[ACTIVITY]
Give every line from the entries that contains "with".

[DATA]
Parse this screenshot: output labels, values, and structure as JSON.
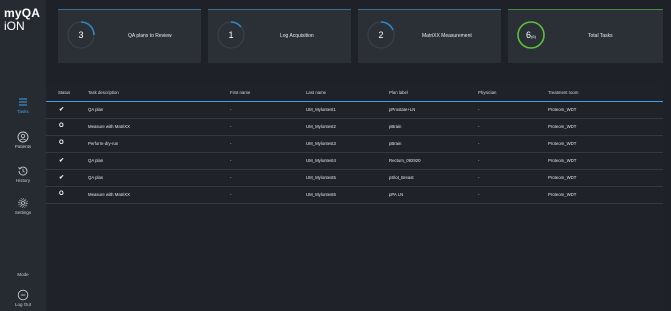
{
  "logo": {
    "line1_prefix": "my",
    "line1_suffix": "QA",
    "line2": "iON"
  },
  "sidebar": {
    "items": [
      {
        "label": "Tasks",
        "icon": "list-icon",
        "active": true
      },
      {
        "label": "Patients",
        "icon": "patients-icon",
        "active": false
      },
      {
        "label": "History",
        "icon": "history-icon",
        "active": false
      },
      {
        "label": "Settings",
        "icon": "gear-icon",
        "active": false
      }
    ],
    "mode_label": "Mode",
    "logout_label": "Log Out"
  },
  "cards": [
    {
      "count": "3",
      "count_sub": "",
      "label": "QA plans to Review",
      "ring_color": "#2f88c9"
    },
    {
      "count": "1",
      "count_sub": "",
      "label": "Log Acquisition",
      "ring_color": "#2f88c9"
    },
    {
      "count": "2",
      "count_sub": "",
      "label": "MatriXX Measurement",
      "ring_color": "#2f88c9"
    },
    {
      "count": "6",
      "count_sub": "(6)",
      "label": "Total Tasks",
      "ring_color": "#5fbf3c"
    }
  ],
  "table": {
    "headers": {
      "status": "Status",
      "task": "Task description",
      "first": "First name",
      "last": "Last name",
      "plan": "Plan label",
      "physician": "Physician",
      "room": "Treatment room"
    },
    "rows": [
      {
        "status": "✔",
        "task": "QA plan",
        "first": "-",
        "last": "UM_Mylontest1",
        "plan": "pProstate+LN",
        "physician": "-",
        "room": "Proteom_WDT"
      },
      {
        "status": "O",
        "task": "Measure with MatriXX",
        "first": "-",
        "last": "UM_Mylontest2",
        "plan": "pBrain",
        "physician": "-",
        "room": "Proteom_WDT"
      },
      {
        "status": "O",
        "task": "Perform-dry-run",
        "first": "-",
        "last": "UM_Mylontest3",
        "plan": "pBrain",
        "physician": "-",
        "room": "Proteom_WDT"
      },
      {
        "status": "✔",
        "task": "QA plan",
        "first": "-",
        "last": "UM_Mylontest4",
        "plan": "Rectum_092920",
        "physician": "-",
        "room": "Proteom_WDT"
      },
      {
        "status": "✔",
        "task": "QA plan",
        "first": "-",
        "last": "UM_Mylontest5",
        "plan": "pSlot_Breast",
        "physician": "-",
        "room": "Proteom_WDT"
      },
      {
        "status": "O",
        "task": "Measure with MatriXX",
        "first": "-",
        "last": "UM_Mylontest6",
        "plan": "pPA LN",
        "physician": "-",
        "room": "Proteom_WDT"
      }
    ]
  }
}
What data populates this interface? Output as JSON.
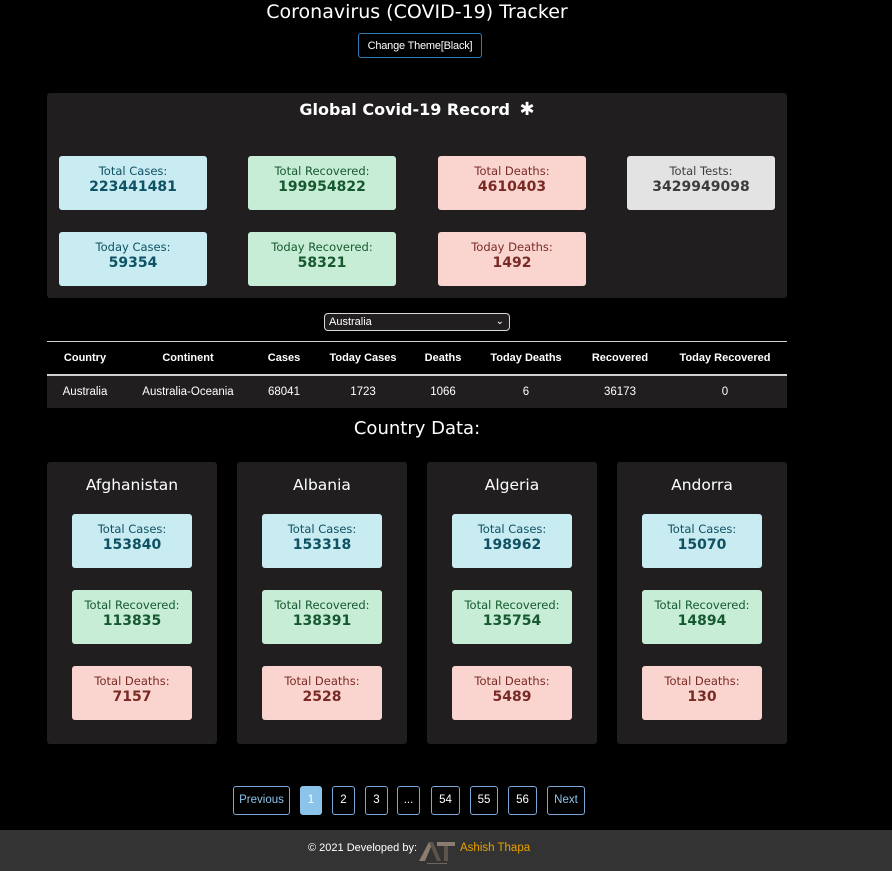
{
  "header": {
    "title": "Coronavirus (COVID-19) Tracker",
    "theme_button": "Change Theme[Black]"
  },
  "global": {
    "title": "Global Covid-19 Record",
    "total_cases_label": "Total Cases:",
    "total_cases": "223441481",
    "total_recovered_label": "Total Recovered:",
    "total_recovered": "199954822",
    "total_deaths_label": "Total Deaths:",
    "total_deaths": "4610403",
    "total_tests_label": "Total Tests:",
    "total_tests": "3429949098",
    "today_cases_label": "Today Cases:",
    "today_cases": "59354",
    "today_recovered_label": "Today Recovered:",
    "today_recovered": "58321",
    "today_deaths_label": "Today Deaths:",
    "today_deaths": "1492"
  },
  "selector": {
    "selected": "Australia"
  },
  "table": {
    "headers": [
      "Country",
      "Continent",
      "Cases",
      "Today Cases",
      "Deaths",
      "Today Deaths",
      "Recovered",
      "Today Recovered"
    ],
    "row": [
      "Australia",
      "Australia-Oceania",
      "68041",
      "1723",
      "1066",
      "6",
      "36173",
      "0"
    ]
  },
  "countries": {
    "section_title": "Country Data:",
    "labels": {
      "cases": "Total Cases:",
      "recovered": "Total Recovered:",
      "deaths": "Total Deaths:"
    },
    "cards": [
      {
        "name": "Afghanistan",
        "cases": "153840",
        "recovered": "113835",
        "deaths": "7157"
      },
      {
        "name": "Albania",
        "cases": "153318",
        "recovered": "138391",
        "deaths": "2528"
      },
      {
        "name": "Algeria",
        "cases": "198962",
        "recovered": "135754",
        "deaths": "5489"
      },
      {
        "name": "Andorra",
        "cases": "15070",
        "recovered": "14894",
        "deaths": "130"
      }
    ]
  },
  "pagination": {
    "previous": "Previous",
    "pages": [
      "1",
      "2",
      "3",
      "...",
      "54",
      "55",
      "56"
    ],
    "next": "Next",
    "current": "1"
  },
  "footer": {
    "text": "© 2021 Developed by:",
    "author": "Ashish Thapa",
    "logo_icon": "at-logo-icon"
  },
  "colors": {
    "cases": "#c9ebf2",
    "recovered": "#c7edd7",
    "deaths": "#fad5d0",
    "tests": "#e3e3e3",
    "author": "#e8a200"
  }
}
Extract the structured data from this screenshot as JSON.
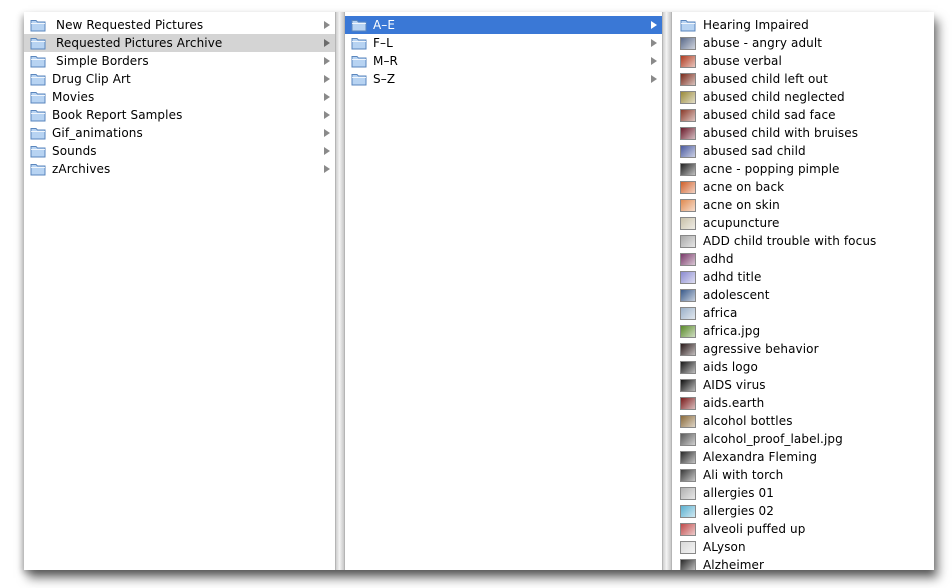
{
  "columns": [
    {
      "items": [
        {
          "label": "New Requested Pictures",
          "type": "folder",
          "padded": true
        },
        {
          "label": "Requested Pictures Archive",
          "type": "folder",
          "padded": true,
          "state": "selected-inactive"
        },
        {
          "label": "Simple Borders",
          "type": "folder",
          "padded": true
        },
        {
          "label": "Drug Clip Art",
          "type": "folder"
        },
        {
          "label": "Movies",
          "type": "folder"
        },
        {
          "label": "Book Report Samples",
          "type": "folder"
        },
        {
          "label": "Gif_animations",
          "type": "folder"
        },
        {
          "label": "Sounds",
          "type": "folder"
        },
        {
          "label": "zArchives",
          "type": "folder"
        }
      ]
    },
    {
      "items": [
        {
          "label": "A–E",
          "type": "folder",
          "state": "selected-active"
        },
        {
          "label": "F–L",
          "type": "folder"
        },
        {
          "label": "M–R",
          "type": "folder"
        },
        {
          "label": "S–Z",
          "type": "folder"
        }
      ]
    },
    {
      "items": [
        {
          "label": "Hearing Impaired",
          "type": "folder"
        },
        {
          "label": "abuse - angry adult",
          "type": "image",
          "color": "#5a6a8a"
        },
        {
          "label": "abuse verbal",
          "type": "image",
          "color": "#b03a1e"
        },
        {
          "label": "abused child left out",
          "type": "image",
          "color": "#7a2a1a"
        },
        {
          "label": "abused child neglected",
          "type": "image",
          "color": "#9a8a3a"
        },
        {
          "label": "abused child sad face",
          "type": "image",
          "color": "#8a3a2a"
        },
        {
          "label": "abused child with bruises",
          "type": "image",
          "color": "#6a1a2a"
        },
        {
          "label": "abused sad child",
          "type": "image",
          "color": "#4a5aa0"
        },
        {
          "label": "acne - popping pimple",
          "type": "image",
          "color": "#222222"
        },
        {
          "label": "acne on back",
          "type": "image",
          "color": "#d0602a"
        },
        {
          "label": "acne on skin",
          "type": "image",
          "color": "#e08a50"
        },
        {
          "label": "acupuncture",
          "type": "image",
          "color": "#c8c0a8"
        },
        {
          "label": "ADD child trouble with focus",
          "type": "image",
          "color": "#a8a8a8"
        },
        {
          "label": "adhd",
          "type": "image",
          "color": "#7a3a6a"
        },
        {
          "label": "adhd title",
          "type": "image",
          "color": "#8a8ad0"
        },
        {
          "label": "adolescent",
          "type": "image",
          "color": "#3a5a8a"
        },
        {
          "label": "africa",
          "type": "image",
          "color": "#9ab0c8"
        },
        {
          "label": "africa.jpg",
          "type": "image",
          "color": "#5a8a2a"
        },
        {
          "label": "agressive behavior",
          "type": "image",
          "color": "#2a1a1a"
        },
        {
          "label": "aids logo",
          "type": "image",
          "color": "#1a1a1a"
        },
        {
          "label": "AIDS virus",
          "type": "image",
          "color": "#101010"
        },
        {
          "label": "aids.earth",
          "type": "image",
          "color": "#7a1a1a"
        },
        {
          "label": "alcohol bottles",
          "type": "image",
          "color": "#8a6a3a"
        },
        {
          "label": "alcohol_proof_label.jpg",
          "type": "image",
          "color": "#5a5a5a"
        },
        {
          "label": "Alexandra Fleming",
          "type": "image",
          "color": "#2a2a2a"
        },
        {
          "label": "Ali with torch",
          "type": "image",
          "color": "#3a3a3a"
        },
        {
          "label": "allergies 01",
          "type": "image",
          "color": "#b0b0b0"
        },
        {
          "label": "allergies 02",
          "type": "image",
          "color": "#5ab0d0"
        },
        {
          "label": "alveoli puffed up",
          "type": "image",
          "color": "#c04a4a"
        },
        {
          "label": "ALyson",
          "type": "image",
          "color": "#d8d8d8"
        },
        {
          "label": "Alzheimer",
          "type": "image",
          "color": "#2a2a2a"
        }
      ]
    }
  ],
  "colors": {
    "selection_active": "#3a78d6",
    "selection_inactive": "#d4d4d4",
    "folder_fill": "#b7d3f2",
    "folder_stroke": "#5a86bd"
  }
}
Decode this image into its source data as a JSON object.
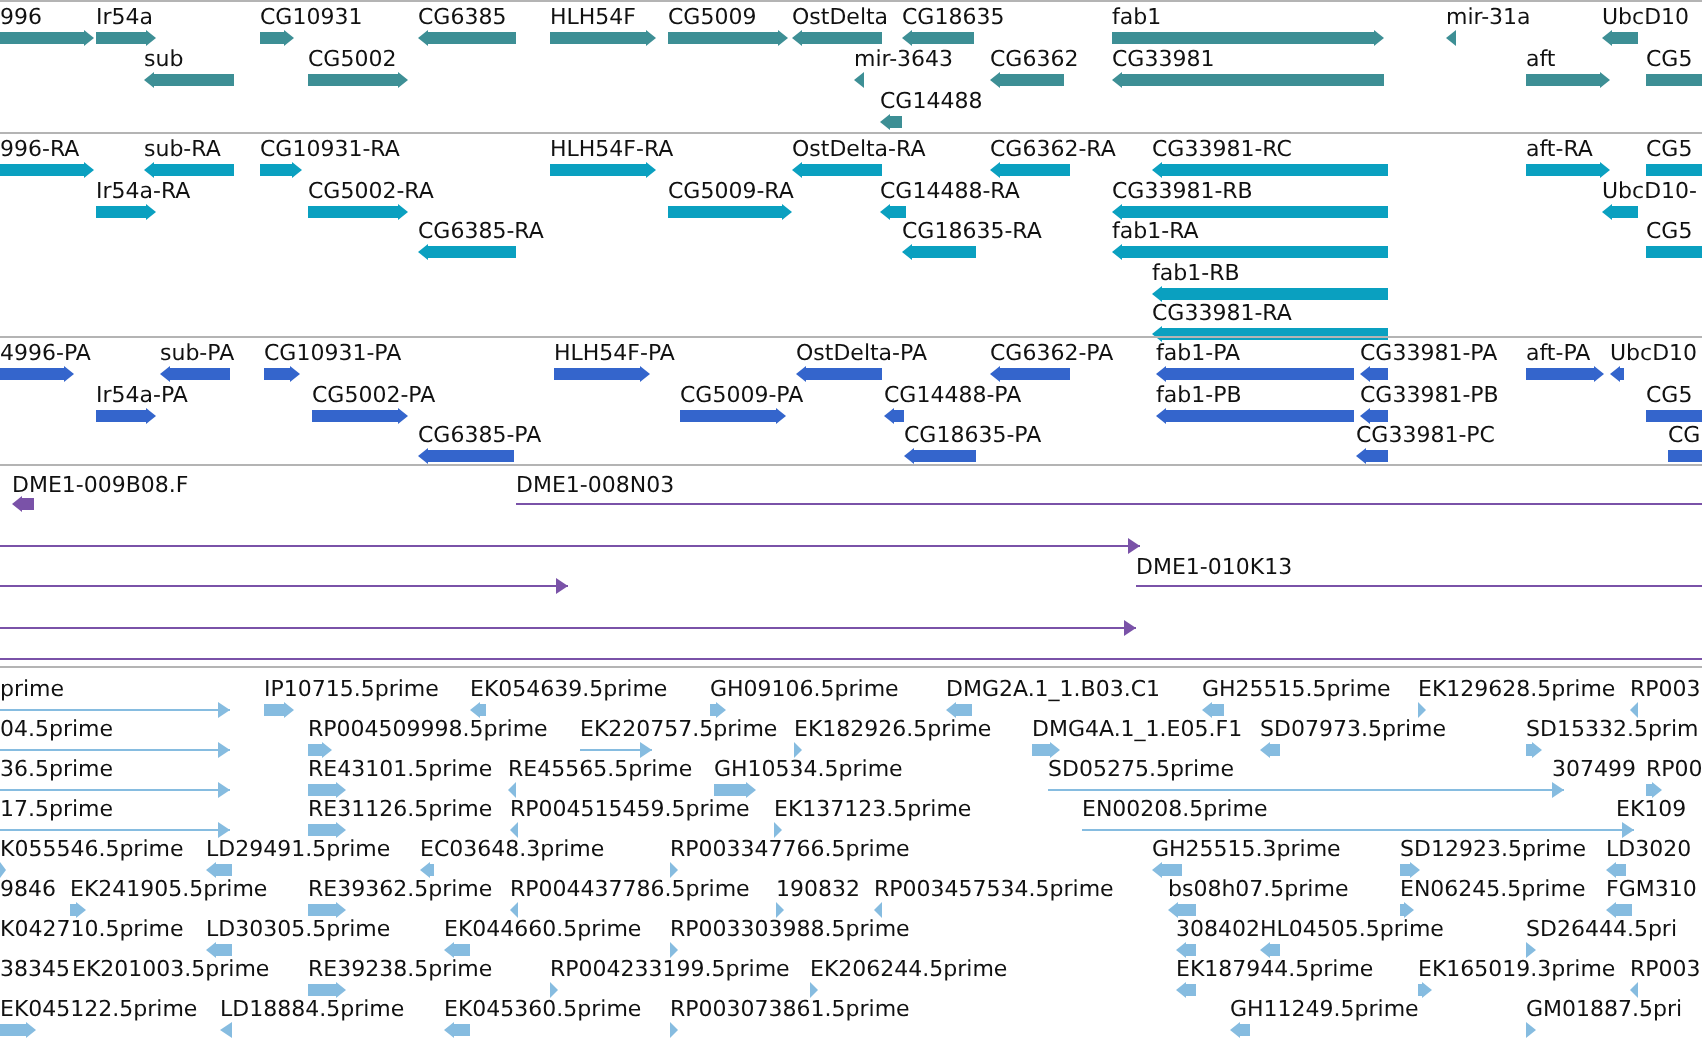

[SOLUTION]
        "task": "Measure with MatriXX",
        "task": "Measure with MatriXX",
          "label": "abused child with bruises",
          "label": "ADD child trouble with focus",
          "label": "Ali with torch",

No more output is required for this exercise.